-- start The records --
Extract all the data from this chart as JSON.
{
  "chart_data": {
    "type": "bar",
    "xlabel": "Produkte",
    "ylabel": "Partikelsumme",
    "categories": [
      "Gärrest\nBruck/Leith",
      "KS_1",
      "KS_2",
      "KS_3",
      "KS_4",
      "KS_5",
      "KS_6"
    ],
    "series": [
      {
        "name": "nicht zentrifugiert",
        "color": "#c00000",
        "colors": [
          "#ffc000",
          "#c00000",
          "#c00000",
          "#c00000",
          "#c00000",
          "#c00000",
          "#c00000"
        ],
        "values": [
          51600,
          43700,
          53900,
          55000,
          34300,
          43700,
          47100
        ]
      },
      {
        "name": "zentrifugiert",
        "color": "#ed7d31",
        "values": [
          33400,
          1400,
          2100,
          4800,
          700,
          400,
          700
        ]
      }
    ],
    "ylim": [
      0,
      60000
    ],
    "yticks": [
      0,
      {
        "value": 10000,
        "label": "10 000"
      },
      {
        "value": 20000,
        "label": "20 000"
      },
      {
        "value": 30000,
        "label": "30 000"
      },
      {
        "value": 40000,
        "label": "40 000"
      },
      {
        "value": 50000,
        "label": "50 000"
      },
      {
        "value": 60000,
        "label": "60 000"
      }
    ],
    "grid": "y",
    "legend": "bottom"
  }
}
-- end The records --
- **Problem details**:
All of the data needs to be printed once more, exactly.

- **Answer**:
Extract all the data from this chart as JSON.
{
  "chart_data": {
    "type": "bar",
    "xlabel": "Produkte",
    "ylabel": "Partikelsumme",
    "categories": [
      "Gärrest\nBruck/Leith",
      "KS_1",
      "KS_2",
      "KS_3",
      "KS_4",
      "KS_5",
      "KS_6"
    ],
    "series": [
      {
        "name": "nicht zentrifugiert",
        "color": "#c00000",
        "colors": [
          "#ffc000",
          "#c00000",
          "#c00000",
          "#c00000",
          "#c00000",
          "#c00000",
          "#c00000"
        ],
        "values": [
          51600,
          43700,
          53900,
          55000,
          34300,
          43700,
          47100
        ]
      },
      {
        "name": "zentrifugiert",
        "color": "#ed7d31",
        "values": [
          33400,
          1400,
          2100,
          4800,
          700,
          400,
          700
        ]
      }
    ],
    "ylim": [
      0,
      60000
    ],
    "yticks": [
      0,
      {
        "value": 10000,
        "label": "10 000"
      },
      {
        "value": 20000,
        "label": "20 000"
      },
      {
        "value": 30000,
        "label": "30 000"
      },
      {
        "value": 40000,
        "label": "40 000"
      },
      {
        "value": 50000,
        "label": "50 000"
      },
      {
        "value": 60000,
        "label": "60 000"
      }
    ],
    "grid": "y",
    "legend": "bottom"
  }
}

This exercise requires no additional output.